● DIRECTIONS:
[1] List every month named in the Ash Wednesday sermon, including its dated heading.
[2] Carry the Ash Wednesday sermon on sin forward from its final sentence.

Wednesday, February 17, 2021

Sermon - Ash Wednesday 1021

 What became of sin?

On Sunday, I told one story about a former parishioner.  I thought today I would share another.  Dorothea Pletta was a member of University Lutheran, in Clemson.  She died in December of 2002.  There are many occasions and reasons to remember her.  For me, Lent is chief among them.  I won’t say that Dorothea loved Lent – how could anyone “love Lent?”  But she understood Lent, and she appreciated Lent, and she wanted Lent to do for her and for others what she knew Lent could do.

 I remember the January when she came to the office, bearing a gift for me.  It was a book about sin.  She wanted to give it me, and to suggest that the Lenten season provided the perfect opportunity to talk about sin.  The phrase she loved to repeat to me - the phrase with which she would challenge me - was “What ever happened to sin?”

 “What ever happened to sin?”  It is a good question.  We live in a world in which there is very little encouragement to take responsibility for our transgressions.  It is popular (and somewhat expected) that if an error is detected we will find some way to blame another or excuse the offender because of an earlier offense they had suffered.  We are a society which is rapidly loosing the ability to acknowledge our transgressions.  We are a society loosing the ability to confess.  And as a result, we are a community in danger of loosing the opportunity to hear a word of forgiveness.

● Region boundary data:
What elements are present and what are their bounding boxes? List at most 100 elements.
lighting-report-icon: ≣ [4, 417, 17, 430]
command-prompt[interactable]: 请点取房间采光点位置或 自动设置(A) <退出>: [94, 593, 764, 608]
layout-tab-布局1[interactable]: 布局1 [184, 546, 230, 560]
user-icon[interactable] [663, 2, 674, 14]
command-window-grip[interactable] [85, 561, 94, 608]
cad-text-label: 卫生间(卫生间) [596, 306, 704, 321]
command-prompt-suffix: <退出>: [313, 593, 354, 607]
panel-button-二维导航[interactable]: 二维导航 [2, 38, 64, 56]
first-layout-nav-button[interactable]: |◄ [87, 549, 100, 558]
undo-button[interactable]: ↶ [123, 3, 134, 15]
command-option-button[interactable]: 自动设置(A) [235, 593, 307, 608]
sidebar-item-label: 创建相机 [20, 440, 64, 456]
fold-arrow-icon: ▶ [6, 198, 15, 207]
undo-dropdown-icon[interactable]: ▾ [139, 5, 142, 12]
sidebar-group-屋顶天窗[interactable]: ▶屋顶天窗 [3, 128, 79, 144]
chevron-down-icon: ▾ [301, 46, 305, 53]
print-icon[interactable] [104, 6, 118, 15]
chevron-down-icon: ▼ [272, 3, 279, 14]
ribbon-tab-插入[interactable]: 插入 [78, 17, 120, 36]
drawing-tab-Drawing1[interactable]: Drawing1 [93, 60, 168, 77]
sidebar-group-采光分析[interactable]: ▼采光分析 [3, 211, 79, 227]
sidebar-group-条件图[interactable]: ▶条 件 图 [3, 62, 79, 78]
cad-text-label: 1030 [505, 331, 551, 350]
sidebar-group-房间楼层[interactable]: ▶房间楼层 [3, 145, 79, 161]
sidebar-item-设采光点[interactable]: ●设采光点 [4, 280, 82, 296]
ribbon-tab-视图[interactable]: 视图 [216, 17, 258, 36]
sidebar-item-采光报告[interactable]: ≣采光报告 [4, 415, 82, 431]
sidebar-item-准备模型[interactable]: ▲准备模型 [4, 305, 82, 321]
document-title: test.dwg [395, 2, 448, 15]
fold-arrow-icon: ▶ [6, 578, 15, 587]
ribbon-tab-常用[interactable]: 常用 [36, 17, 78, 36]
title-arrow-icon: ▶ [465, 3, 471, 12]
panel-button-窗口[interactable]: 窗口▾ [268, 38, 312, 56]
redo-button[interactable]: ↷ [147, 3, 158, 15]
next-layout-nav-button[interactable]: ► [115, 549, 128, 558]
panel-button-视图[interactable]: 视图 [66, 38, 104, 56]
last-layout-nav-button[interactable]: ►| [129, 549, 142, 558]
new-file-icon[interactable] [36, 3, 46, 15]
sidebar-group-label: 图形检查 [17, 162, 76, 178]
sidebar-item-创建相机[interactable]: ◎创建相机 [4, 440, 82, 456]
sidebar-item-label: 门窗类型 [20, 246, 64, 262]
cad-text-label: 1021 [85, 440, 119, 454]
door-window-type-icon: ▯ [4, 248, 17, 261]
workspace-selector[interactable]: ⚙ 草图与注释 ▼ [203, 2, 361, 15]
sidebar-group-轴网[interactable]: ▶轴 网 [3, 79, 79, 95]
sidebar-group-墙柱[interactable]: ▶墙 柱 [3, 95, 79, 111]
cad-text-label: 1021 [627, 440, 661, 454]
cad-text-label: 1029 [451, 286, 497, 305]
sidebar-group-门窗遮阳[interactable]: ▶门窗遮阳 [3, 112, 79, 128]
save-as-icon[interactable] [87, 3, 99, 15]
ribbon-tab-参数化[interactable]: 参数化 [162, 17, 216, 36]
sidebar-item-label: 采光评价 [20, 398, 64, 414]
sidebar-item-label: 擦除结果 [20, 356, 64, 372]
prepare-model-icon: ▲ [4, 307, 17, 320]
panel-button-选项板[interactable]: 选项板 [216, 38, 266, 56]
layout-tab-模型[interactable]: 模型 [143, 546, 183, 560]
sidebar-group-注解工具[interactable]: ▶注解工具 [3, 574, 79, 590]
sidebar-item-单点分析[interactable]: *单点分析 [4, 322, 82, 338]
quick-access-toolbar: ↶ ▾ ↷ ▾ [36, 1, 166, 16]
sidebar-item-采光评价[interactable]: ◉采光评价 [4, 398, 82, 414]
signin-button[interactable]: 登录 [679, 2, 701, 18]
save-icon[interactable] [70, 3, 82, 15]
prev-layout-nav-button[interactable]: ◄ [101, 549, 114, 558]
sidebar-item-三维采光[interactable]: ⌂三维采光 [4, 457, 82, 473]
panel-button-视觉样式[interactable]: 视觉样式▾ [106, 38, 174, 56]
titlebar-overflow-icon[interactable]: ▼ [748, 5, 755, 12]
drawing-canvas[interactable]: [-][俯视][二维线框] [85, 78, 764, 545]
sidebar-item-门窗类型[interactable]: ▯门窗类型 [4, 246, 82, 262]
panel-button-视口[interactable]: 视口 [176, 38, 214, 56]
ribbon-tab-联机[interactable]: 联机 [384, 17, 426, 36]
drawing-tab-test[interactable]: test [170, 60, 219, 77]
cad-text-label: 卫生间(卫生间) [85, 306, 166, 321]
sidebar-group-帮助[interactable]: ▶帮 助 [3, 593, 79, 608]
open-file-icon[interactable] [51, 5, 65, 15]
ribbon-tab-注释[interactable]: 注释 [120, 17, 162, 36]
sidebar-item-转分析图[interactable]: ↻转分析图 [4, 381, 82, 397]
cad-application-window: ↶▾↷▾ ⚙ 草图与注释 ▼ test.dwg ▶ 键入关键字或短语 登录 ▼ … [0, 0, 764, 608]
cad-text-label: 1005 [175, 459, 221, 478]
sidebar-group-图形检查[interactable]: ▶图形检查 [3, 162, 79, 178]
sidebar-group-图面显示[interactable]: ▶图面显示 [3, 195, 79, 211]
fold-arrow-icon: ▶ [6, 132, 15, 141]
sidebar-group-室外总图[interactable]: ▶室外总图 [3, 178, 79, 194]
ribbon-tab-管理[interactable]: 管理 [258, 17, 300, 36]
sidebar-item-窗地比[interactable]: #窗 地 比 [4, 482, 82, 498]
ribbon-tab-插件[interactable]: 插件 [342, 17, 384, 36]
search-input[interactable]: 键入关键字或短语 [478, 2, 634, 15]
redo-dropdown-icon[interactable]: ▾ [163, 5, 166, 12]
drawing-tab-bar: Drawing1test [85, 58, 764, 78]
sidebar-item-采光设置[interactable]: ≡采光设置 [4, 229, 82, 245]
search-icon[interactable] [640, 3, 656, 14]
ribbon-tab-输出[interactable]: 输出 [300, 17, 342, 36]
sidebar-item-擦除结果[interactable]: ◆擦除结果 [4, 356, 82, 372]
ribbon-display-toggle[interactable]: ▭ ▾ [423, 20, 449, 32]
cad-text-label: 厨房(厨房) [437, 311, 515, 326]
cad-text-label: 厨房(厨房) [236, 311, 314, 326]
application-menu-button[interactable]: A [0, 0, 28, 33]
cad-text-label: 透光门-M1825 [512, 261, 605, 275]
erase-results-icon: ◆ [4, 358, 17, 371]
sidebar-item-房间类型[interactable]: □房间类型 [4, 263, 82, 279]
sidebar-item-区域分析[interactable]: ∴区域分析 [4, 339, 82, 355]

● ANSWER LIST:
[1] February, December, January

[2]
 Another saintly member of University Lutheran would often remind me that there are enough things beating us down without the Church constantly reminding us that we are sinners.  I hear that critique as well -  and I embrace it.  There is nothing more important than for all of us to be spared those humiliating, degrading situations in which we are chided, ridiculed, and condemned.  We need a release from those voices which would attempt to reinforce in us a mistaken notion that we are without value.  We need to be lifted up and aided in our attempts to stand on our own feet.  We need to be surrounded by a community and supported by a God who understands how important it is for us to know our worth.  We need to be forgiven, not constantly reminded of our transgressions.  I could not agree more.

 The learning to be gleaned form both these voices is to understand that there are many things which do beat us down and seek to destroy us.  The gift offered in the response is to realize that there is a way out of this conundrum and that way is the way of Christ.   It is a way which calls upon to take seriously the sin which separates us from God.  It is a way which reminds us that unless we acknowledge the sin it will elude our attempts to deal with it.

 Far from holding us down and making us captive to our transgressions, Lent is an opportunity to acknowledge.   Acknowledging is the first step in overcoming.  And overcoming is the gift God gives us in Christ.

 Somewhere along the way - probably in our childhood - we got stuck on our understanding of sin.  We identify it with the little, mischievous things a child is prone to do.  As we became adults, we continued to think of sin in the same way.  The only difference is that we begin to associate it with the big, mean things adults sometimes do to one another.  Stuck in this notion of sin, we think of Lent as a time to identify and confess all the ugly jokes, all the stolen candy bars, and all the little white lies we have told.  We think of the sin(s) we commit.   We fail to address the Sin which separates us from God.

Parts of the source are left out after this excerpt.